Figure record listings:
━━━━
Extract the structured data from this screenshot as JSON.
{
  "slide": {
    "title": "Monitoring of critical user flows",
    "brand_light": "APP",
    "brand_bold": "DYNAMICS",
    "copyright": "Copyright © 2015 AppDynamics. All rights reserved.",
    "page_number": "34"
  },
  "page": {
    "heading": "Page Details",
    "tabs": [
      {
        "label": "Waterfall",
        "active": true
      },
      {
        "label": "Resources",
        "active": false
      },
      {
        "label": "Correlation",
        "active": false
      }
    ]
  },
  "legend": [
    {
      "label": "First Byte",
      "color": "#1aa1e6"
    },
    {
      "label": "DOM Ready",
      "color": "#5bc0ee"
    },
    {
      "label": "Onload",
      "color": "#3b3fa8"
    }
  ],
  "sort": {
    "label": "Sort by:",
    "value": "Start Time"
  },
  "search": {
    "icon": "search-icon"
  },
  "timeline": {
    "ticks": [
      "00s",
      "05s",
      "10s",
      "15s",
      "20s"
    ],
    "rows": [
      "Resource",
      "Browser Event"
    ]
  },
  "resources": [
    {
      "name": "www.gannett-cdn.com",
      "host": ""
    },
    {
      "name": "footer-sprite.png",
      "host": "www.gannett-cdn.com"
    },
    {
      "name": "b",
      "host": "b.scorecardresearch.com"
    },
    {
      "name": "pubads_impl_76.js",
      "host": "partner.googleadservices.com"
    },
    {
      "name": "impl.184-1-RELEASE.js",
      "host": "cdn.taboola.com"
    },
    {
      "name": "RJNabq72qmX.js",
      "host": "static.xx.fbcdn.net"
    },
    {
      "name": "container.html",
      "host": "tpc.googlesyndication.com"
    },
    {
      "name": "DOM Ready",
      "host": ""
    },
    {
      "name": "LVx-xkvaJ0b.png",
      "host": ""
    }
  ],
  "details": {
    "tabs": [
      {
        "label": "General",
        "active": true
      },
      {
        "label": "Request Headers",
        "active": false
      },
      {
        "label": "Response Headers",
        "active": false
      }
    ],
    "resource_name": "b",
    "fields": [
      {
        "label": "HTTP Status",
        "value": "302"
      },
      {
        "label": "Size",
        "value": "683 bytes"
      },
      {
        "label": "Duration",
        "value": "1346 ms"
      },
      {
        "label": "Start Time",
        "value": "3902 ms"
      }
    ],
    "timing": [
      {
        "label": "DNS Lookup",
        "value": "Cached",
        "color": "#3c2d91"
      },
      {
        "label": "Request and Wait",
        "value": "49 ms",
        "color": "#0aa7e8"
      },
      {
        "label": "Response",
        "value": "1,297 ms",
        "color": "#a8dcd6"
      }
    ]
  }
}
━━━━
Your objective:
Scan the records above, count the lines with "color" in them, and give only the number.

Correct response:
6